**SOURCE DATA**
··········

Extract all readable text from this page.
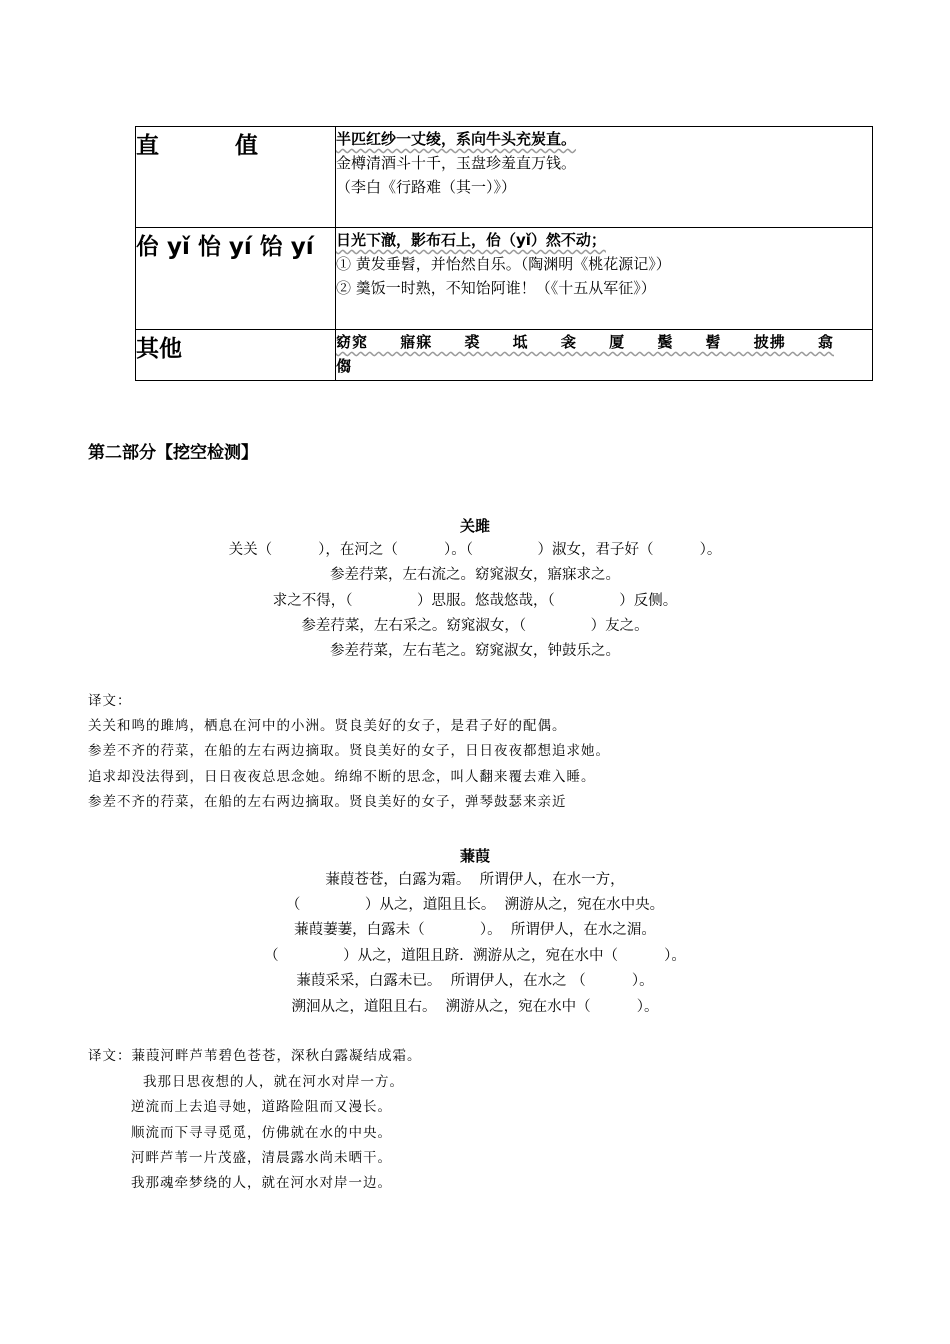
直 值	半匹红纱一丈绫，系向牛头充炭直。
金樽清酒斗十千，玉盘珍羞直万钱。
（李白《行路难（其一）》）

佁 yǐ 怡 yí 饴 yí	日光下澈，影布石上，佁（yǐ）然不动；
① 黄发垂髫，并怡然自乐。（陶渊明《桃花源记》）
② 羹饭一时熟，不知饴阿谁！（《十五从军征》）

其他	窈窕 寤寐 裘 坻 衾 厦 鬓 髫 披拂 翕
㑳
第二部分【挖空检测】
关雎
关关（          ），在河之（          ）。（              ）淑女，君子好（          ）。
参差荇菜，左右流之。窈窕淑女，寤寐求之。
求之不得，（              ）思服。悠哉悠哉，（              ）反侧。
参差荇菜，左右采之。窈窕淑女，（              ）友之。
参差荇菜，左右芼之。窈窕淑女，钟鼓乐之。
译文：
关关和鸣的雎鸠，栖息在河中的小洲。贤良美好的女子，是君子好的配偶。
参差不齐的荇菜，在船的左右两边摘取。贤良美好的女子，日日夜夜都想追求她。
追求却没法得到，日日夜夜总思念她。绵绵不断的思念，叫人翻来覆去难入睡。
参差不齐的荇菜，在船的左右两边摘取。贤良美好的女子，弹琴鼓瑟来亲近
蒹葭
蒹葭苍苍，白露为霜。  所谓伊人，在水一方，
（              ）从之，道阻且长。  溯游从之，宛在水中央。
蒹葭萋萋，白露未（            ）。  所谓伊人，在水之湄。
（              ）从之，道阻且跻.  溯游从之，宛在水中（          ）。
蒹葭采采，白露未已。  所谓伊人，在水之 （          ）。
溯洄从之，道阻且右。  溯游从之，宛在水中（          ）。
译文：蒹葭河畔芦苇碧色苍苍，深秋白露凝结成霜。
我那日思夜想的人，就在河水对岸一方。
逆流而上去追寻她，道路险阻而又漫长。
顺流而下寻寻觅觅，仿佛就在水的中央。
河畔芦苇一片茂盛，清晨露水尚未晒干。
我那魂牵梦绕的人，就在河水对岸一边。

··········

Write out the whole listing again, exactly, with no pictures.

**FINISHED ANSWER**
Extract all readable text from this page.
直 值	半匹红纱一丈绫，系向牛头充炭直。
金樽清酒斗十千，玉盘珍羞直万钱。
（李白《行路难（其一）》）

佁 yǐ 怡 yí 饴 yí	日光下澈，影布石上，佁（yǐ）然不动；
① 黄发垂髫，并怡然自乐。（陶渊明《桃花源记》）
② 羹饭一时熟，不知饴阿谁！（《十五从军征》）

其他	窈窕 寤寐 裘 坻 衾 厦 鬓 髫 披拂 翕
㑳
第二部分【挖空检测】
关雎
关关（          ），在河之（          ）。（              ）淑女，君子好（          ）。
参差荇菜，左右流之。窈窕淑女，寤寐求之。
求之不得，（              ）思服。悠哉悠哉，（              ）反侧。
参差荇菜，左右采之。窈窕淑女，（              ）友之。
参差荇菜，左右芼之。窈窕淑女，钟鼓乐之。
译文：
关关和鸣的雎鸠，栖息在河中的小洲。贤良美好的女子，是君子好的配偶。
参差不齐的荇菜，在船的左右两边摘取。贤良美好的女子，日日夜夜都想追求她。
追求却没法得到，日日夜夜总思念她。绵绵不断的思念，叫人翻来覆去难入睡。
参差不齐的荇菜，在船的左右两边摘取。贤良美好的女子，弹琴鼓瑟来亲近
蒹葭
蒹葭苍苍，白露为霜。  所谓伊人，在水一方，
（              ）从之，道阻且长。  溯游从之，宛在水中央。
蒹葭萋萋，白露未（            ）。  所谓伊人，在水之湄。
（              ）从之，道阻且跻.  溯游从之，宛在水中（          ）。
蒹葭采采，白露未已。  所谓伊人，在水之 （          ）。
溯洄从之，道阻且右。  溯游从之，宛在水中（          ）。
译文：蒹葭河畔芦苇碧色苍苍，深秋白露凝结成霜。
我那日思夜想的人，就在河水对岸一方。
逆流而上去追寻她，道路险阻而又漫长。
顺流而下寻寻觅觅，仿佛就在水的中央。
河畔芦苇一片茂盛，清晨露水尚未晒干。
我那魂牵梦绕的人，就在河水对岸一边。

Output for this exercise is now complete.